'''

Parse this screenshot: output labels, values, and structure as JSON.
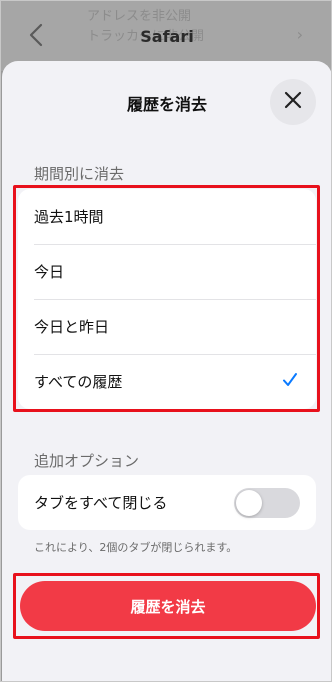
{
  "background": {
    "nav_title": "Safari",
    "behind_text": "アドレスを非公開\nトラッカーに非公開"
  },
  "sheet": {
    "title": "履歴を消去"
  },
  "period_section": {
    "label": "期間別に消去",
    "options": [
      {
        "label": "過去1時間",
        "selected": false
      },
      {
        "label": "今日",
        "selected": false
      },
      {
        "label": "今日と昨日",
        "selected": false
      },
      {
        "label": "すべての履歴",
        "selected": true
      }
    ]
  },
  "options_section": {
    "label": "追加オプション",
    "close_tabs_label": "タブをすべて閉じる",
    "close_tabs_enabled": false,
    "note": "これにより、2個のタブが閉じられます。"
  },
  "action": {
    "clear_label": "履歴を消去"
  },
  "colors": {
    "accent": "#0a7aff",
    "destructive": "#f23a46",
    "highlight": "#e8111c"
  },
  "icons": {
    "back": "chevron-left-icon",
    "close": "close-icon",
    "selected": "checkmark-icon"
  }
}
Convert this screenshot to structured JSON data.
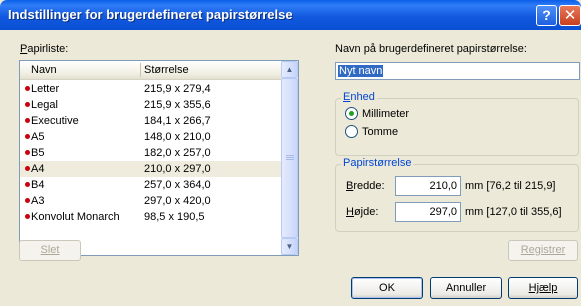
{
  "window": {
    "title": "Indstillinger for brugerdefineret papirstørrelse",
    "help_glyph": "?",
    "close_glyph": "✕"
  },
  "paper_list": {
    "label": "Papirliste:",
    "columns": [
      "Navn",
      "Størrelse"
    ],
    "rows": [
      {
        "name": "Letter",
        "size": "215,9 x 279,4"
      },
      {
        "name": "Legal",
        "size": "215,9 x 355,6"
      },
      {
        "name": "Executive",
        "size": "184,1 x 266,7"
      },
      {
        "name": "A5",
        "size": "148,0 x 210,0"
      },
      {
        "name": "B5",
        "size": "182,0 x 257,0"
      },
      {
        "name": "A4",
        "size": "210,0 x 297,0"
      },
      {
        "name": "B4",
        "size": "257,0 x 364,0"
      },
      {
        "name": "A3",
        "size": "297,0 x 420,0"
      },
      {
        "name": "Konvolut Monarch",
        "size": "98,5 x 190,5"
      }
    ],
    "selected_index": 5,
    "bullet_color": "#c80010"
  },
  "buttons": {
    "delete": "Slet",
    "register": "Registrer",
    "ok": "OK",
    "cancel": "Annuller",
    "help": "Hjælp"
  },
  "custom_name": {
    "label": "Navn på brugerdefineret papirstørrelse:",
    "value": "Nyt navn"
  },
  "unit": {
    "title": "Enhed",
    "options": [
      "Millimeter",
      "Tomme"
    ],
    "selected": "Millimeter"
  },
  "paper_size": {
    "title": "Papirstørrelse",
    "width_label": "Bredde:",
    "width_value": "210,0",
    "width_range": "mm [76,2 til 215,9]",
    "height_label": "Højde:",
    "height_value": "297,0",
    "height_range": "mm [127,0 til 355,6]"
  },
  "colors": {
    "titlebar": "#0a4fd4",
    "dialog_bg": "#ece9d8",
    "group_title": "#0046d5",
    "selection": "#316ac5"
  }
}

'''
'''

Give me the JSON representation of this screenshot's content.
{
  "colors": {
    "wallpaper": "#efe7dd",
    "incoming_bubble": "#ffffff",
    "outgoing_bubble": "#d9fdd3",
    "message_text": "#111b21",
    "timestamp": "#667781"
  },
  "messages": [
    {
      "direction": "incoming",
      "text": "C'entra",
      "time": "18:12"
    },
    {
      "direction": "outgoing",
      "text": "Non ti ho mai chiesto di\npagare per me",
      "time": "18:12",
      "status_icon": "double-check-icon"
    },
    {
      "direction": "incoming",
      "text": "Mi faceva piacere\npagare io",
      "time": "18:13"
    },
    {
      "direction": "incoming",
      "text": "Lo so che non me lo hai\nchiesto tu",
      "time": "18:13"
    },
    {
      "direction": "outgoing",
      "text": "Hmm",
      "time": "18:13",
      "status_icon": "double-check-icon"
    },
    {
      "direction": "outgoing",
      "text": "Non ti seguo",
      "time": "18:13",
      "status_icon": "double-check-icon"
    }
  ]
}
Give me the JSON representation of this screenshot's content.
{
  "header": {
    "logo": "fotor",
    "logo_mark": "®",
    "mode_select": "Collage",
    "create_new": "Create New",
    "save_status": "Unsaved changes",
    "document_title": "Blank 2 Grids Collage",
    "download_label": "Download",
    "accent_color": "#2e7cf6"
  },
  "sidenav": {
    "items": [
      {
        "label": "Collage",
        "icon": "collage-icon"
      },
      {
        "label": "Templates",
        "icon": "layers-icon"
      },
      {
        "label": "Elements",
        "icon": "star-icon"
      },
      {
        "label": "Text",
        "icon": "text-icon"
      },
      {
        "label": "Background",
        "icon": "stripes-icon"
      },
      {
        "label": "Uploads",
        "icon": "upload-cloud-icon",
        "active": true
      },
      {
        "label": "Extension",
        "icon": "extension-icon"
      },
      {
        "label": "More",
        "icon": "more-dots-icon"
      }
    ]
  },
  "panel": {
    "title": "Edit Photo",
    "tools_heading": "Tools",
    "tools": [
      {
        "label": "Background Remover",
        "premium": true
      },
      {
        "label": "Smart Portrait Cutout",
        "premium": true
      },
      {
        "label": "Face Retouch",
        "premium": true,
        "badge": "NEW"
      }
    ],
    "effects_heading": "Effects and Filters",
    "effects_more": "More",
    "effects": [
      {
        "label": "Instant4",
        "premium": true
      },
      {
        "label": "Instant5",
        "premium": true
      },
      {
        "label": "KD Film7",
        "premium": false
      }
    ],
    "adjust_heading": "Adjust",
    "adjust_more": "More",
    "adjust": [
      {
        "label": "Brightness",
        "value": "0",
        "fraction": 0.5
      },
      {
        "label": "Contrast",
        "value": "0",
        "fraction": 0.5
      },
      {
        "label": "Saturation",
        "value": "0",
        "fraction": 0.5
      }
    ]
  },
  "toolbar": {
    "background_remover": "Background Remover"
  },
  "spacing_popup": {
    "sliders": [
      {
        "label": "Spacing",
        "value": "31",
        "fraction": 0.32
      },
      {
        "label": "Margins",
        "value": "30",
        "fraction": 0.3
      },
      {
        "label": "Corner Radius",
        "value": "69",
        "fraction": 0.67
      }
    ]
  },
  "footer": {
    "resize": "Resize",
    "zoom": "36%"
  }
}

'''

* _TO BE DONE_
Which lines of the data include "JSON"? Copy each of them.

* _ANSWER FOR THIS EXERCISE_
Parse this screenshot: output labels, values, and structure as JSON.
Convert this screenshot to structured JSON data.
Give me the JSON representation of this screenshot's content.
Give me the JSON representation of this screenshot's content.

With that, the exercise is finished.